(Dataset items)
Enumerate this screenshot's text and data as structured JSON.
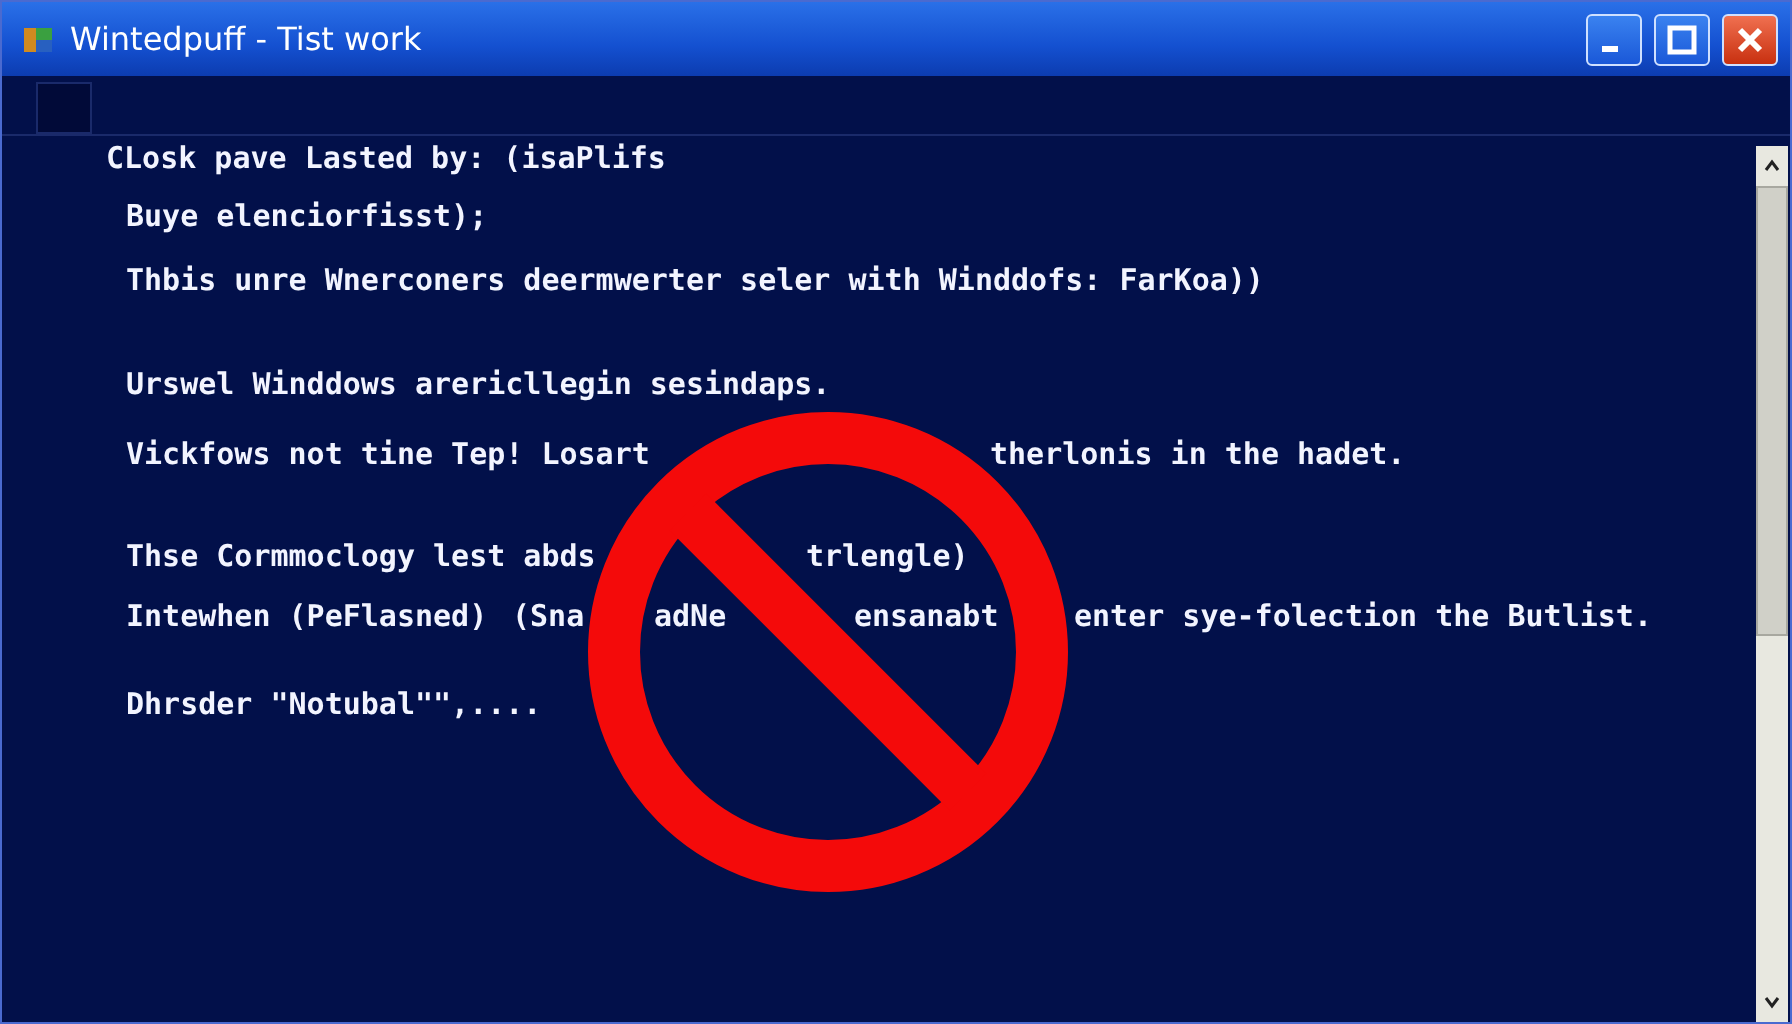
{
  "window": {
    "title": "Wintedpuff - Tist work"
  },
  "lines": [
    {
      "segments": [
        "CLosk pave Lasted by: (isaPlifs"
      ]
    },
    {
      "segments": [
        "Buye elenciorfisst);"
      ]
    },
    {
      "segments": [
        "Thbis unre Wnerconers deermwerter seler with Winddofs: FarKoa))"
      ]
    },
    {
      "segments": [
        "Urswel Winddows arericllegin sesindaps."
      ]
    },
    {
      "segments": [
        "Vickfows not tine Tep! Losart",
        "therlonis in the hadet."
      ]
    },
    {
      "segments": [
        "Thse Cormmoclogy lest abds",
        "trlengle)"
      ]
    },
    {
      "segments": [
        "Intewhen (PeFlasned)",
        "(Sna",
        "adNe",
        "ensanabt",
        "enter sye-folection the Butlist."
      ]
    },
    {
      "segments": [
        "Dhrsder \"Notubal\"\",...."
      ]
    }
  ]
}
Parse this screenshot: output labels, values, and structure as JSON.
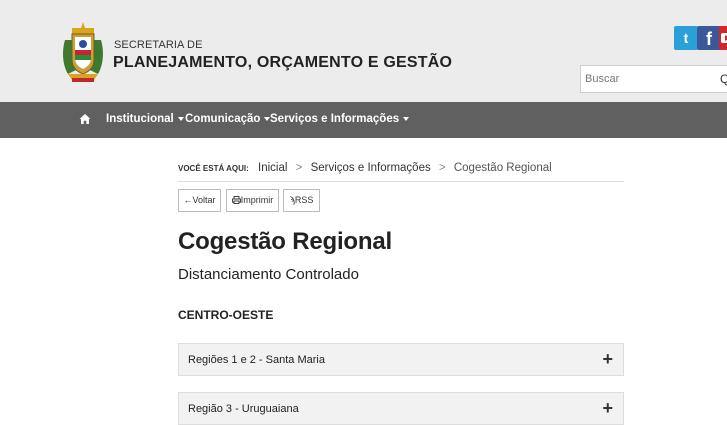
{
  "header": {
    "org_line1": "SECRETARIA DE",
    "org_line2": "PLANEJAMENTO, ORÇAMENTO E GESTÃO",
    "social": [
      {
        "name": "twitter-icon",
        "glyph": "t"
      },
      {
        "name": "facebook-icon",
        "glyph": "f"
      },
      {
        "name": "youtube-icon",
        "glyph": ""
      }
    ],
    "search": {
      "placeholder": "Buscar",
      "button_glyph": "Q"
    }
  },
  "nav": {
    "items": [
      {
        "label": "Institucional"
      },
      {
        "label": "Comunicação"
      },
      {
        "label": "Serviços e Informações"
      }
    ]
  },
  "breadcrumb": {
    "label": "VOCÊ ESTÁ AQUI:",
    "items": [
      "Inicial",
      "Serviços e Informações",
      "Cogestão Regional"
    ],
    "separator": ">"
  },
  "actions": {
    "back": "Voltar",
    "print": "Imprimir",
    "rss": "RSS"
  },
  "page": {
    "title": "Cogestão Regional",
    "subtitle": "Distanciamento Controlado",
    "region_heading": "CENTRO-OESTE"
  },
  "accordion": [
    {
      "label": "Regiões 1 e 2 - Santa Maria",
      "toggle": "+"
    },
    {
      "label": "Região 3 - Uruguaiana",
      "toggle": "+"
    }
  ],
  "colors": {
    "header_bg": "#ececec",
    "nav_bg": "#606060",
    "panel_bg": "#f2f2f2",
    "twitter": "#2a9fd8",
    "facebook": "#3b5998",
    "youtube": "#d2262a"
  }
}
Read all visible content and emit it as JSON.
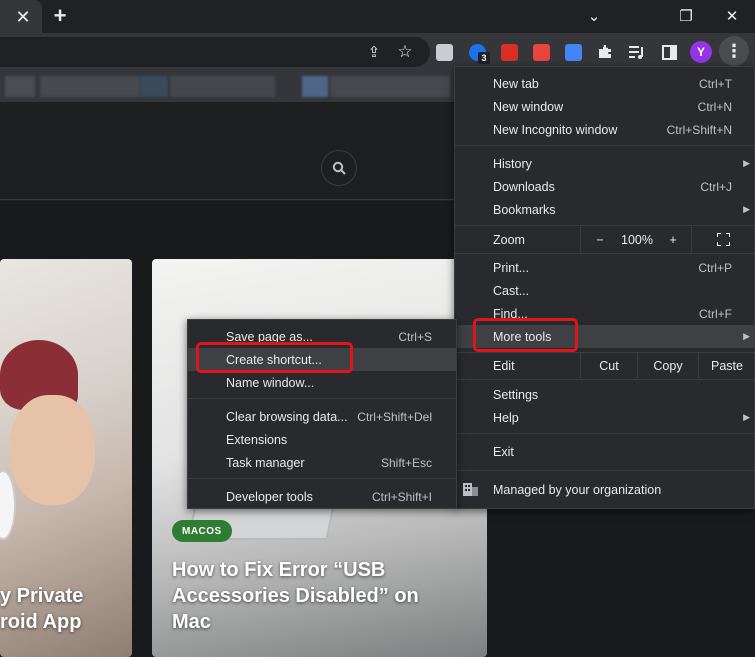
{
  "window": {
    "tab_close_glyph": "✕",
    "new_tab_glyph": "+",
    "chevron_glyph": "⌄",
    "restore_glyph": "❐",
    "close_glyph": "✕"
  },
  "toolbar": {
    "share_glyph": "⇪",
    "star_glyph": "☆",
    "extension_badge_count": "3",
    "profile_initial": "Y",
    "menu_glyph": "⋮"
  },
  "page": {
    "search_glyph": "🔍",
    "card_left_title": "y Private\nroid App",
    "card_left_title_line1": "y Private",
    "card_left_title_line2": "roid App",
    "card_right_tag": "MACOS",
    "card_right_title_line1": "How to Fix Error “USB",
    "card_right_title_line2": "Accessories Disabled” on",
    "card_right_title_line3": "Mac"
  },
  "main_menu": {
    "new_tab": {
      "label": "New tab",
      "shortcut": "Ctrl+T"
    },
    "new_window": {
      "label": "New window",
      "shortcut": "Ctrl+N"
    },
    "new_incognito": {
      "label": "New Incognito window",
      "shortcut": "Ctrl+Shift+N"
    },
    "history": {
      "label": "History"
    },
    "downloads": {
      "label": "Downloads",
      "shortcut": "Ctrl+J"
    },
    "bookmarks": {
      "label": "Bookmarks"
    },
    "zoom": {
      "label": "Zoom",
      "minus": "−",
      "value": "100%",
      "plus": "+"
    },
    "print": {
      "label": "Print...",
      "shortcut": "Ctrl+P"
    },
    "cast": {
      "label": "Cast..."
    },
    "find": {
      "label": "Find...",
      "shortcut": "Ctrl+F"
    },
    "more_tools": {
      "label": "More tools"
    },
    "edit": {
      "label": "Edit",
      "cut": "Cut",
      "copy": "Copy",
      "paste": "Paste"
    },
    "settings": {
      "label": "Settings"
    },
    "help": {
      "label": "Help"
    },
    "exit": {
      "label": "Exit"
    },
    "managed": {
      "label": "Managed by your organization"
    }
  },
  "sub_menu": {
    "save_page": {
      "label": "Save page as...",
      "shortcut": "Ctrl+S"
    },
    "create_shortcut": {
      "label": "Create shortcut..."
    },
    "name_window": {
      "label": "Name window..."
    },
    "clear_browsing": {
      "label": "Clear browsing data...",
      "shortcut": "Ctrl+Shift+Del"
    },
    "extensions": {
      "label": "Extensions"
    },
    "task_manager": {
      "label": "Task manager",
      "shortcut": "Shift+Esc"
    },
    "developer_tools": {
      "label": "Developer tools",
      "shortcut": "Ctrl+Shift+I"
    }
  },
  "colors": {
    "highlight_outline": "#e0141b",
    "menu_bg": "#292a2d",
    "menu_hover": "#3f4043",
    "profile_avatar": "#9334e6",
    "tag_green": "#2e7d32"
  }
}
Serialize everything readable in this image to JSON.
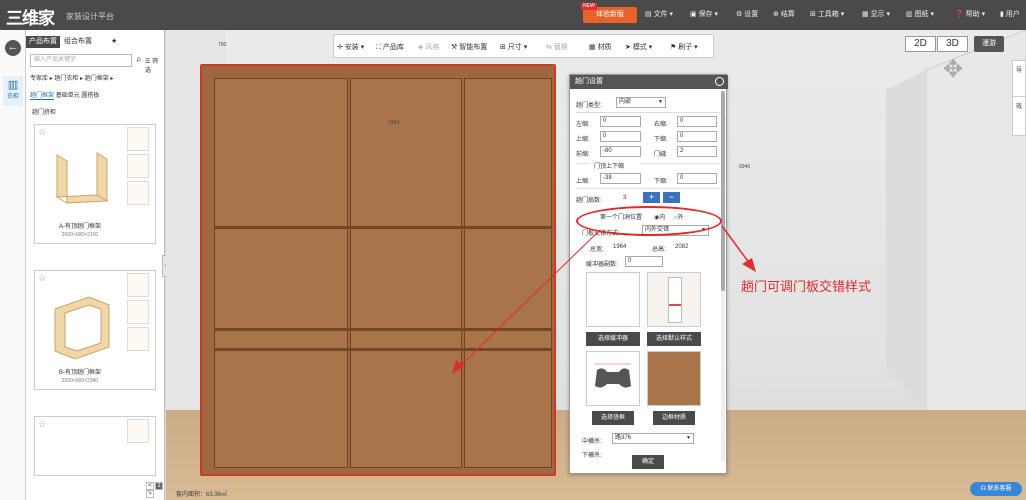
{
  "header": {
    "logo": "三维家",
    "slogan": "家装设计平台",
    "upgrade": {
      "new": "NEW",
      "label": "体验新版"
    },
    "menu": [
      {
        "icon": "file-icon",
        "label": "文件"
      },
      {
        "icon": "save-icon",
        "label": "保存"
      },
      {
        "icon": "settings-icon",
        "label": "设置"
      },
      {
        "icon": "bill-icon",
        "label": "结算"
      },
      {
        "icon": "toolbox-icon",
        "label": "工具箱"
      },
      {
        "icon": "display-icon",
        "label": "显示"
      },
      {
        "icon": "drawing-icon",
        "label": "图纸"
      },
      {
        "icon": "help-icon",
        "label": "帮助"
      },
      {
        "icon": "user-icon",
        "label": "用户"
      }
    ]
  },
  "rail": {
    "back": "←",
    "wardrobe_label": "衣柜"
  },
  "panel": {
    "tabs": [
      "产品布置",
      "组合布置",
      "★"
    ],
    "search_placeholder": "输入产品关键字",
    "filter": "筛选",
    "breadcrumbs": [
      "专家库 ▸",
      "趟门衣柜 ▸",
      "趟门框架 ▸"
    ],
    "categories": [
      "趟门框架",
      "基础单元",
      "圆搭板"
    ],
    "sub": "趟门挤柜",
    "cards": [
      {
        "name": "A-有顶趟门框架",
        "size": "2000×600×2100"
      },
      {
        "name": "B-有顶趟门框架",
        "size": "2000×600×2340"
      },
      {
        "name": "",
        "size": ""
      }
    ],
    "pager": [
      "<",
      "1",
      ">"
    ]
  },
  "toolbar": [
    {
      "icon": "install-icon",
      "label": "安装 ▾"
    },
    {
      "icon": "product-library-icon",
      "label": "产品库"
    },
    {
      "icon": "style-icon",
      "label": "风格"
    },
    {
      "icon": "smart-layout-icon",
      "label": "智能布置"
    },
    {
      "icon": "dimension-icon",
      "label": "尺寸 ▾"
    },
    {
      "icon": "replace-icon",
      "label": "替换"
    },
    {
      "icon": "material-icon",
      "label": "材质"
    },
    {
      "icon": "mode-icon",
      "label": "模式 ▾"
    },
    {
      "icon": "brush-icon",
      "label": "刷子 ▾"
    }
  ],
  "view": {
    "d2": "2D",
    "d3": "3D",
    "roam": "漫游"
  },
  "right_tabs": [
    "导",
    "效"
  ],
  "dims": {
    "top": "700",
    "width": "1964",
    "room": "6946"
  },
  "dialog": {
    "title": "趟门设置",
    "close": "×",
    "door_type_label": "趟门类型:",
    "door_type": "内嵌",
    "left_gap_label": "左缩:",
    "left_gap": "0",
    "right_gap_label": "右缩:",
    "right_gap": "0",
    "top_gap_label": "上缩:",
    "top_gap": "0",
    "bottom_gap_label": "下缩:",
    "bottom_gap": "0",
    "front_gap_label": "前缩:",
    "front_gap": "-80",
    "door_gap_label": "门缝:",
    "door_gap": "2",
    "door_ud_title": "门顶上下缩",
    "up_label": "上缩:",
    "up": "-38",
    "down_label": "下缩:",
    "down": "0",
    "door_count_label": "趟门扇数:",
    "door_count": "3",
    "plus": "+",
    "minus": "−",
    "first_pos_label": "第一个门洞位置",
    "radio_in": "内",
    "radio_out": "外",
    "stagger_label": "门板交错方式:",
    "stagger": "内外交错",
    "total_width_label": "总宽:",
    "total_width": "1964",
    "total_height_label": "总高:",
    "total_height": "2082",
    "buffer_label": "缓冲器副数:",
    "buffer": "0",
    "btn_buffer": "选择缓冲器",
    "btn_default_style": "选择默认样式",
    "btn_frame": "选择竖框",
    "btn_frame_material": "边框材质",
    "mid_label": "中横杀:",
    "mid": "路376",
    "bottom_label": "下横杀:",
    "confirm": "确定"
  },
  "annotation": "趟门可调门板交错样式",
  "status": {
    "area": "套内面积：63.36㎡"
  },
  "service": "联系客服",
  "colors": {
    "highlight": "#e02b2b",
    "accent": "#3a72c0",
    "wood": "#a9744a"
  }
}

What this task involves -
State how many lines of the data include the word "facebook", with nothing else.

Reply -
2